> _CONSIGNES DE L'EXERCICE_:
1. Dans le texte sur le report de l'élection présidentielle américaine, quel article de la Constitution donne au Congrès le pouvoir de fixer la date de cette élection ?
2. Recopiez mot pour mot le passage du texte sur le report de l'élection présidentielle américaine, depuis « Les élections devraient » jusqu'à « Colorado et l'Utha. » inclus.

> _TEXTE FOURNI_:
• • • • • • •

Seul le Congrès peut prendre une telle décision...
Qu'il le veuille ou non, Donald Trump a-t-il le droit de reporter ce scrutin ? La réponse est non. Puisqu'avec ou sans état d'urgence sanitaire, leur programmation ne relève pas de son ressort, mais bien du Congrès américain.
L'article II de la Constitution donne en effet à l'institution, composée du Sénat et de la Chambre des représentants, le pouvoir de fixer la date de l'élection présidentielle. Depuis 1845, cette date est fixée tous les quatre ans au premier mardi suivant le premier lundi de novembre. Le mardi 3 novembre donc cette année. Une date qui n'a pas bougé, "même au milieu de guerres et des pandémies", note Reuters (en anglais). Ni la guerre de sécession ni la Seconde guerre mondiale n'a entraîné un report du scrutin.
... et il ne sera pas d'accord
Autre raison, politique celle-là : les désaccords fréquents entre le Sénat, à majorité républicaine, et la Chambre des représentants, tenue par les démocrates, rendent très peu probable l'approbation d'un tel schéma. D'autant plus que les démocrates sont opposés à un report et que des élus républicains les ont rejoints sur ce point : "Nous ne déplacerons pas la date de l’élection, l’opposition des républicains à cette idée est écrasante. Nous devons prendre toutes les mesures nécessaires pour empêcher la fraude électorale (...) mais nous ne retarderons pas l'élection", a tranché Liz Cheney, membre républicaine de la Chambre des représentants sur Twitter. "Les dirigeants républicains au Congrès qui prétendent souvent ne pas avoir vu les déclarations et les tweets excentriques de M. Trump et qui le défient rarement en public, ont rapidement et vigoureusement condamné toute idée de déplacement des élections", rapporte le New York Times (en anglais).
Le calendrier est très contraint
Même en tenant compte du contexte sanitaire critique actuel et de la faisabilité technique d'un report, un accord du Congrès dans ce sens reste très peu probable, souligne la BBC (en anglais), qui invoque aussi une raison technique : un report trop important ouvrirait la voie à un complexe imbroglio juridique. Car les mandats du président et du vice-président américain durent quatre ans et prennent fin le 20 janvier, à midi, selon le 20ème amendement de la Constitution.
Si l'élection présidentielle était reportée après cette date, il faudrait un autre amendement, approuvé à la majorité des deux chambres du Congrès et ratifié par au moins 38 États fédéraux, pour modifier cette date. Un report plus minime imposerait également au Congrès de reporter d'autres échéances fixées par des lois fédérales, comme la réunion du Collège électoral le 14 décembre et la réunion du Congrès du 6 janvier.
Le vote par correspondance a déjà été utlisé (et sans soucis)
Les élections devraient donc se dérouler le 3 novembre dans un contexte exceptionnel assorti de mesures qui le seront tout autant. Cinquante États ont déjà mis en place des politiques pour protéger au mieux leurs électeurs, dénombre l'institut Brennan Center for Justice de la New York University Law School.
Parmi elles : l'envoi de bulletins de vote à tous les électeurs inscrits sur leur territoire et la possibilité pour ces derniers de les poster ou de les retourner en personne dans divers bureaux de vote. La pratique, qui diverge sensiblement selon les territoires, a été mise en place dans plusieurs états, dont la Californie, le Colorado et l'Utha.
Une démarche qui n'est pas nouvelle souligne Vox (en anglais) : "L'Oregon a été le premier État à adopter cette pratique en 2000", et "n'a documenté que 12 cas de fraude" depuis lors. Le média américain note également qu'en "2018, Kirstjen Nielsen, alors secrétaire à la sécurité intérieure (nommée par Donald Trump) s'est adressée aux responsables des élections du Colorado et a fait l'éloge du vote par correspondance comme un modèle d'élections sûres et sécurisées".

• • • • • • •

> _DONNÉES PRÉSENTÉES_:
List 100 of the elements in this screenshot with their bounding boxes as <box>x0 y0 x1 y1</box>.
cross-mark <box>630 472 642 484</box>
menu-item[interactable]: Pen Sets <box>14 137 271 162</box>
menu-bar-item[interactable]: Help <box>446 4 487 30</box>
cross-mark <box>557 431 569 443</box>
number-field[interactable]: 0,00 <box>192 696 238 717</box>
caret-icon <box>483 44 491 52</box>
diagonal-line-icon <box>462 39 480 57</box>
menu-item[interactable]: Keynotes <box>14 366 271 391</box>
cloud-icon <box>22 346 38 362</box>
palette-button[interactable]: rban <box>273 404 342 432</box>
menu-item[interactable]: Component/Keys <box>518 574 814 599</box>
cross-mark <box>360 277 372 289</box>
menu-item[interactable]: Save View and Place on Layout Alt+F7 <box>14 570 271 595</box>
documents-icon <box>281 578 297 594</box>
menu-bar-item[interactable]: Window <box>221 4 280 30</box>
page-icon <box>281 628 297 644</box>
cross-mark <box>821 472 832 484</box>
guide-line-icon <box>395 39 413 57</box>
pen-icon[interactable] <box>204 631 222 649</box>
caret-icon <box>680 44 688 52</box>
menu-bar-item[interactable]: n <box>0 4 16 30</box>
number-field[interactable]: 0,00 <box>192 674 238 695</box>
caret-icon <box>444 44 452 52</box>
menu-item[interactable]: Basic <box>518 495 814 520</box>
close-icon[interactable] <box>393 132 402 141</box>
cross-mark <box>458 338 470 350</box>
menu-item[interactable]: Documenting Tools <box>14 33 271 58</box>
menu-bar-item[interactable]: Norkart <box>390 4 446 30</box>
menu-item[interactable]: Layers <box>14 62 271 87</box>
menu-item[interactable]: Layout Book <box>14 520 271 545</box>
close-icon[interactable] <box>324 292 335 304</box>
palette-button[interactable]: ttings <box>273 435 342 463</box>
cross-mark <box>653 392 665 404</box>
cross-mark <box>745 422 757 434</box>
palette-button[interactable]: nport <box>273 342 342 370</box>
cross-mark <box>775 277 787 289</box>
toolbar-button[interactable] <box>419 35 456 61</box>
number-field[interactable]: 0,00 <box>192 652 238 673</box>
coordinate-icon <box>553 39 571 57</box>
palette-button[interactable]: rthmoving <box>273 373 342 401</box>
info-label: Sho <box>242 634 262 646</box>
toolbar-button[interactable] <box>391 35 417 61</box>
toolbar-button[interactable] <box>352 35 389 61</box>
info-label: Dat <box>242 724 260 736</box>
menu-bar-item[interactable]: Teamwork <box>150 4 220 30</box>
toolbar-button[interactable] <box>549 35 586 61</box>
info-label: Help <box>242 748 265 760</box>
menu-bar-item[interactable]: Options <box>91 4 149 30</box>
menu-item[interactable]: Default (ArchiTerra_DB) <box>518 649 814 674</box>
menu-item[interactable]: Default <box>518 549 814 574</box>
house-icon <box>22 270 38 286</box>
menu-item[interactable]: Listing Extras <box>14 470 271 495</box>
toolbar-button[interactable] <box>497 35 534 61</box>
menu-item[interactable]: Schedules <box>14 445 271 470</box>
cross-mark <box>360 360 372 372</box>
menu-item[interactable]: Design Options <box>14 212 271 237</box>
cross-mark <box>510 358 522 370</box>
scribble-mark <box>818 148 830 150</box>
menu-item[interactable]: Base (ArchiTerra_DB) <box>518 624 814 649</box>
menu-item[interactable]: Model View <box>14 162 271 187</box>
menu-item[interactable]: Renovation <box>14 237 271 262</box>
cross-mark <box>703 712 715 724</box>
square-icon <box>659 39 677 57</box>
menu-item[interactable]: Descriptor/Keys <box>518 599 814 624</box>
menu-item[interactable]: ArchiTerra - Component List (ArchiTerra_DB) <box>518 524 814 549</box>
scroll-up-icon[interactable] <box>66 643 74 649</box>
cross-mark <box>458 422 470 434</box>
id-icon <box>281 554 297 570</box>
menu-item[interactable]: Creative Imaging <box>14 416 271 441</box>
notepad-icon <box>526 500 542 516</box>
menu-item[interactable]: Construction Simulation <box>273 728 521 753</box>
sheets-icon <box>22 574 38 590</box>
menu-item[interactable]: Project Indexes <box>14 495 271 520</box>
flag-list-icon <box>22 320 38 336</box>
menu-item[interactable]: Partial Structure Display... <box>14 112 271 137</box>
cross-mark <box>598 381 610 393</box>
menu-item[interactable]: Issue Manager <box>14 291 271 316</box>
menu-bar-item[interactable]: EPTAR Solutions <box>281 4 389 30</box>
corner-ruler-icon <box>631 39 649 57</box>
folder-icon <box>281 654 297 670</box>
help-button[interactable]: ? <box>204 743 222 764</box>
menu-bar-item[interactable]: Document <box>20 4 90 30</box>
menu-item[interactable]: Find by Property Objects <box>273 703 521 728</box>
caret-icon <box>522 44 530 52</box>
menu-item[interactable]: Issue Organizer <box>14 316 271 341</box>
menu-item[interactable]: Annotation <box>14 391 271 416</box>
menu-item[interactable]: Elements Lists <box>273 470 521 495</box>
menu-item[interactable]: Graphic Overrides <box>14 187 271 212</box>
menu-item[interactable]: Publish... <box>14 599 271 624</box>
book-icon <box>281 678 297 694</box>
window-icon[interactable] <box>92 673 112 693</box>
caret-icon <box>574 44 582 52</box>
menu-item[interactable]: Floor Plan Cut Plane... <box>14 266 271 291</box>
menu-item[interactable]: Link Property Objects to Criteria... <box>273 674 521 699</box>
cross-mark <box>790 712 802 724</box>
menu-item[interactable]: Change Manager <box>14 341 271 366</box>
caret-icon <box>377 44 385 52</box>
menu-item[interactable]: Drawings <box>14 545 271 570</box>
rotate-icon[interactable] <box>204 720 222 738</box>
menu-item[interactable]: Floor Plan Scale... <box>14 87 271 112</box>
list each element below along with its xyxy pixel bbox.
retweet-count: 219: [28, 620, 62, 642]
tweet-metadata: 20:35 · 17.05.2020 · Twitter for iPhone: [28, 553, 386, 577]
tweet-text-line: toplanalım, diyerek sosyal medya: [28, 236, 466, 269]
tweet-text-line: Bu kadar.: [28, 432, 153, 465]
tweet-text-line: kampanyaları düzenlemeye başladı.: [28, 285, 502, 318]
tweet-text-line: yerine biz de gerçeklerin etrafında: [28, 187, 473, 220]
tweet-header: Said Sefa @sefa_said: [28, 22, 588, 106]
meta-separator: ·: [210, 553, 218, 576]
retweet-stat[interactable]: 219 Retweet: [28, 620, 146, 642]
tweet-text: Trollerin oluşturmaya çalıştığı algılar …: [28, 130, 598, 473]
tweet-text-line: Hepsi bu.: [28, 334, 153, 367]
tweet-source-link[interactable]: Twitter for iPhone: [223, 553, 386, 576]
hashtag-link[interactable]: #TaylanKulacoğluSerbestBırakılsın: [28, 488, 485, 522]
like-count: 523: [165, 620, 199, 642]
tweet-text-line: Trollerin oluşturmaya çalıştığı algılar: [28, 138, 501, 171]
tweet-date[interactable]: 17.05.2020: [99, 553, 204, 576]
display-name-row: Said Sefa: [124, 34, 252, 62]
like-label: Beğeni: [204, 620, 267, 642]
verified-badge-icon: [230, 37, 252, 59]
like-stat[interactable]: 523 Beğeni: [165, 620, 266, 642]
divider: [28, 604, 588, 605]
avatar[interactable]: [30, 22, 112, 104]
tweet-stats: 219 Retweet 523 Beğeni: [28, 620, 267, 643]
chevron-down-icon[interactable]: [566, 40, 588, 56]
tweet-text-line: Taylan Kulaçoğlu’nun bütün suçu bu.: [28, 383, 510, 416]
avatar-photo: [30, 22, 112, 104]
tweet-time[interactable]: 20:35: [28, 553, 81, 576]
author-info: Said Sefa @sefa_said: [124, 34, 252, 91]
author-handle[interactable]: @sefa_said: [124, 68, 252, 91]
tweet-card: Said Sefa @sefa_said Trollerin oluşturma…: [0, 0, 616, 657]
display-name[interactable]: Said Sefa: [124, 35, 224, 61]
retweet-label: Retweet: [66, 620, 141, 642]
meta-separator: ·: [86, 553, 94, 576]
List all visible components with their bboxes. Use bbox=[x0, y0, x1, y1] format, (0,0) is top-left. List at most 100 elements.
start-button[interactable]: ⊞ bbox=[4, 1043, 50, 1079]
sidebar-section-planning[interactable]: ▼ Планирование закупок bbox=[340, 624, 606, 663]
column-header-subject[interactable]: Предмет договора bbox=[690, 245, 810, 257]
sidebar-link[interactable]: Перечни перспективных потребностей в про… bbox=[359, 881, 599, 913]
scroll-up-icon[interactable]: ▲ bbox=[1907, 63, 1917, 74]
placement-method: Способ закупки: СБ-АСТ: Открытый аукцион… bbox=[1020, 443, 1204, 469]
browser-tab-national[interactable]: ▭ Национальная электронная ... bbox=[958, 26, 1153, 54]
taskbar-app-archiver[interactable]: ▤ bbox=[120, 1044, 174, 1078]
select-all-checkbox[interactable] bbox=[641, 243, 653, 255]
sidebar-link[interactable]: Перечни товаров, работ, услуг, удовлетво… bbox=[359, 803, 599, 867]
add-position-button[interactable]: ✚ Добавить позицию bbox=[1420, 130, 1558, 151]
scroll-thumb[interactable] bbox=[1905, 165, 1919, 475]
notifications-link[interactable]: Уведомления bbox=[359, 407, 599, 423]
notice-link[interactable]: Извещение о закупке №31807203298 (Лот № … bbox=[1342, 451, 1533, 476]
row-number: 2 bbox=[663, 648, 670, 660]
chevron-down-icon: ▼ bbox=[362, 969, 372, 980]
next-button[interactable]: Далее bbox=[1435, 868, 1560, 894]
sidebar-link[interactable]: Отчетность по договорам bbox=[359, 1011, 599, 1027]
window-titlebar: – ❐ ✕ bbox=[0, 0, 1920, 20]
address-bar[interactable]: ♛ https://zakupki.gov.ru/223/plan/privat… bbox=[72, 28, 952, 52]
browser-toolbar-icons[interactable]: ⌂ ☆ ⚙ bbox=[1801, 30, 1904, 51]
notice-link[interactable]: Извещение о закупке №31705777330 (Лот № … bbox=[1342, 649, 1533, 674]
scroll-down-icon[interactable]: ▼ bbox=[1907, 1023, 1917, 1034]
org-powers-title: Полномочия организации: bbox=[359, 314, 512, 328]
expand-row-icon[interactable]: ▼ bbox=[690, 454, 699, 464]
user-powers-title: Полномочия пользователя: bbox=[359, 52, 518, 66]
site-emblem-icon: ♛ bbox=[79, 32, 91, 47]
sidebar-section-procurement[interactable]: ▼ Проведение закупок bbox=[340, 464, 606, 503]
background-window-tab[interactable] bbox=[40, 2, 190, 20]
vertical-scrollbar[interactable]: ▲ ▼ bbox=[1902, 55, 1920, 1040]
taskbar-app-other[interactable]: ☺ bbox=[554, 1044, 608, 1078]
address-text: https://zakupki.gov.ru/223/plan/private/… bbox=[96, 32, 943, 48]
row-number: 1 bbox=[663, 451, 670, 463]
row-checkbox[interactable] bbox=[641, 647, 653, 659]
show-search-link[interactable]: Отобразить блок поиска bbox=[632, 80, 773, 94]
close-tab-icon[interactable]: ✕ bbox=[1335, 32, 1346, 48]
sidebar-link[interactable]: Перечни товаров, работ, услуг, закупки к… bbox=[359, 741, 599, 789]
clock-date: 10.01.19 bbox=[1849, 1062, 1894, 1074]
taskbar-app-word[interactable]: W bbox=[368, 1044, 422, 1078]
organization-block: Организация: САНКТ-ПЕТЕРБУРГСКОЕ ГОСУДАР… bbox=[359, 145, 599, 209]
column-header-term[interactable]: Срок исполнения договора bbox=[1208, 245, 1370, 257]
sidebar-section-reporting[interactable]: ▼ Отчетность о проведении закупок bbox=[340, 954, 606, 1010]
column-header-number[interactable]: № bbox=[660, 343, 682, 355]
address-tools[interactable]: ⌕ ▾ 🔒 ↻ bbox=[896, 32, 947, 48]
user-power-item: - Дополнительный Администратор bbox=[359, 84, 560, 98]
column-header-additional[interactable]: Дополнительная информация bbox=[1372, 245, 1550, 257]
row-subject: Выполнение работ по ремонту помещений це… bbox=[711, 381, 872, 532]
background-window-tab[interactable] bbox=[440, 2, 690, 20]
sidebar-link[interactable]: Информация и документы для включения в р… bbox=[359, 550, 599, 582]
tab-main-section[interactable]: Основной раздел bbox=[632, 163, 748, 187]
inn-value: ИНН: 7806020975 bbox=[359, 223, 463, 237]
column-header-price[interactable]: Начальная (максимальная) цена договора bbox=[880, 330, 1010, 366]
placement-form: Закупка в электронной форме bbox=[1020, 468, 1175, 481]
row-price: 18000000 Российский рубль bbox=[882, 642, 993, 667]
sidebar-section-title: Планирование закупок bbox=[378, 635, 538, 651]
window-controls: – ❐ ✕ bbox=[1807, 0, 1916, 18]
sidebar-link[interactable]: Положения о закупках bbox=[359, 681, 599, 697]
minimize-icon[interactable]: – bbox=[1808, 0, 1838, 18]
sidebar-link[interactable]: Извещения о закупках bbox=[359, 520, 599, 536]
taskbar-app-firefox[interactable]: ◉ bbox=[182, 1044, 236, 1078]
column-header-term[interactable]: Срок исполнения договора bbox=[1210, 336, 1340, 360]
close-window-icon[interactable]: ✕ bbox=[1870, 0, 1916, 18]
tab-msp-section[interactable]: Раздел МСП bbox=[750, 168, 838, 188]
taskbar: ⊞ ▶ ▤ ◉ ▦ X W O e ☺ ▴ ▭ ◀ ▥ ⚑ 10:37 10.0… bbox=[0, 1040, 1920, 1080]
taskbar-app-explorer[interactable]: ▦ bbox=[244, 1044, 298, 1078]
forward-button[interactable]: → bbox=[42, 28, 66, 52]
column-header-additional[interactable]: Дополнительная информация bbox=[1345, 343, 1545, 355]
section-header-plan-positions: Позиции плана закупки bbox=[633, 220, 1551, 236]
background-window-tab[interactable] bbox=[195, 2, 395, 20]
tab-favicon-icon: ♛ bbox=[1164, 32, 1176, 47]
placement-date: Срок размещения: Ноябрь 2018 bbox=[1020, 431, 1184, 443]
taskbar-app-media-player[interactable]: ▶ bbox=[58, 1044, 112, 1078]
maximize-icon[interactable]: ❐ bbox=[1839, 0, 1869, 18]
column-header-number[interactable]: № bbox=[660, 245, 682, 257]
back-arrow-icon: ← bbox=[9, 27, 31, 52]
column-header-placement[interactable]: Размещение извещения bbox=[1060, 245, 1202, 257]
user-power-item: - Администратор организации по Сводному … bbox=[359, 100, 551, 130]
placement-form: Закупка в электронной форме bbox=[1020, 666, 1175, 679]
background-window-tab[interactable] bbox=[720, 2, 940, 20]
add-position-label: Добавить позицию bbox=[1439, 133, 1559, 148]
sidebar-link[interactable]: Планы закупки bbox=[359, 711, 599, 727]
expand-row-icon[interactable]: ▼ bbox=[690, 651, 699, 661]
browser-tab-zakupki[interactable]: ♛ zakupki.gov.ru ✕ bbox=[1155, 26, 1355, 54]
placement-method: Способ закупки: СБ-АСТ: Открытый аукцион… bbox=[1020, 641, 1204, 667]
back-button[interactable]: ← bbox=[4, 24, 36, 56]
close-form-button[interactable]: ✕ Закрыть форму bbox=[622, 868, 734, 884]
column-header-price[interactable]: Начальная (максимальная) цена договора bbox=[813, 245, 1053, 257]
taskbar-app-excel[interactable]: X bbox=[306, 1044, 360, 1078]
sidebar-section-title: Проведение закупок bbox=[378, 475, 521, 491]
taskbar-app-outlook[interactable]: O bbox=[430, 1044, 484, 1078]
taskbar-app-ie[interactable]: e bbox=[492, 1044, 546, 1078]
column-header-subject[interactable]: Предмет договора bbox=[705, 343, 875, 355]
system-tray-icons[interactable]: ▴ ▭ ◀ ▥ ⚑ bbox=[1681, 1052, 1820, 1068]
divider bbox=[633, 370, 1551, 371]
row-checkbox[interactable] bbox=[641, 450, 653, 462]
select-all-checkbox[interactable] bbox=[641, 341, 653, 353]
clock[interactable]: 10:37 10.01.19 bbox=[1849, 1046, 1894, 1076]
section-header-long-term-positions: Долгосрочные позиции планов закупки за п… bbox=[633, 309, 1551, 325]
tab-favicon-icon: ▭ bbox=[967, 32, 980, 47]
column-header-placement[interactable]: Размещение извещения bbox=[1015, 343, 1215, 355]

• • • • • • •

> _RÉSULTATS_:
1. L'article II de la Constitution.

2.
Les élections devraient donc se dérouler le 3 novembre dans un contexte exceptionnel assorti de mesures qui le seront tout autant. Cinquante États ont déjà mis en place des politiques pour protéger au mieux leurs électeurs, dénombre l'institut Brennan Center for Justice de la New York University Law School.
Parmi elles : l'envoi de bulletins de vote à tous les électeurs inscrits sur leur territoire et la possibilité pour ces derniers de les poster ou de les retourner en personne dans divers bureaux de vote. La pratique, qui diverge sensiblement selon les territoires, a été mise en place dans plusieurs états, dont la Californie, le Colorado et l'Utha.